GIVEN RECORDS:
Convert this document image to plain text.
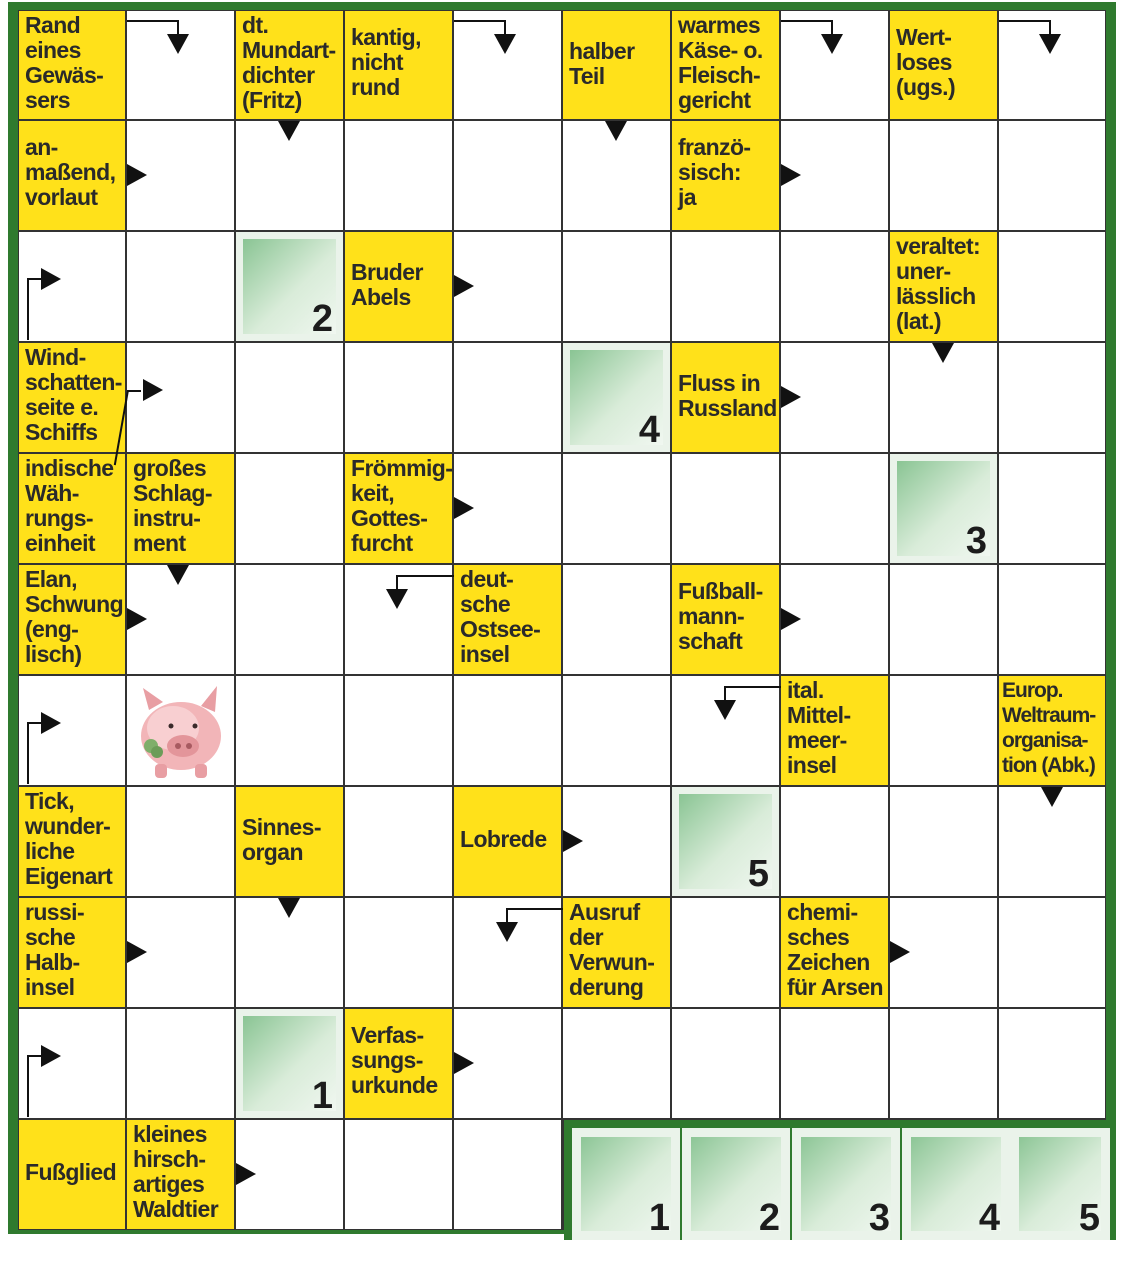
Rand
eines
Gewäs-
sers
dt.
Mundart-
dichter
(Fritz)
kantig,
nicht
rund
halber
Teil
warmes
Käse- o.
Fleisch-
gericht
Wert-
loses
(ugs.)
an-
maßend,
vorlaut
franzö-
sisch:
ja
2
Bruder
Abels
veraltet:
uner-
lässlich
(lat.)
Wind-
schatten-
seite e.
Schiffs	4
Fluss in
Russland
indische
Wäh-
rungs-
einheit
großes
Schlag-
instru-
ment
Frömmig-
keit,
Gottes-
furcht	3
Elan,
Schwung
(eng-
lisch)
deut-
sche
Ostsee-
insel
Fußball-
mann-
schaft
ital.
Mittel-
meer-
insel
Europ.
Weltraum-
organisa-
tion (Abk.)
Tick,
wunder-
liche
Eigenart
Sinnes-
organ	Lobrede
5
russi-
sche
Halb-
insel
Ausruf
der
Verwun-
derung
chemi-
sches
Zeichen
für Arsen
1
Verfas-
sungs-
urkunde
Fußglied
kleines
hirsch-
artiges
Waldtier	1 2 3 4 5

GOAL: Without the pictures, return all the records precisely as they stand.

RESPONSE TO THE EXERCISE:
Convert this document image to plain text.
Rand
eines
Gewäs-
sers
dt.
Mundart-
dichter
(Fritz)
kantig,
nicht
rund
halber
Teil
warmes
Käse- o.
Fleisch-
gericht
Wert-
loses
(ugs.)
an-
maßend,
vorlaut
franzö-
sisch:
ja
2
Bruder
Abels
veraltet:
uner-
lässlich
(lat.)
Wind-
schatten-
seite e.
Schiffs	4
Fluss in
Russland
indische
Wäh-
rungs-
einheit
großes
Schlag-
instru-
ment
Frömmig-
keit,
Gottes-
furcht	3
Elan,
Schwung
(eng-
lisch)
deut-
sche
Ostsee-
insel
Fußball-
mann-
schaft
ital.
Mittel-
meer-
insel
Europ.
Weltraum-
organisa-
tion (Abk.)
Tick,
wunder-
liche
Eigenart
Sinnes-
organ	Lobrede
5
russi-
sche
Halb-
insel
Ausruf
der
Verwun-
derung
chemi-
sches
Zeichen
für Arsen
1
Verfas-
sungs-
urkunde
Fußglied
kleines
hirsch-
artiges
Waldtier	1 2 3 4 5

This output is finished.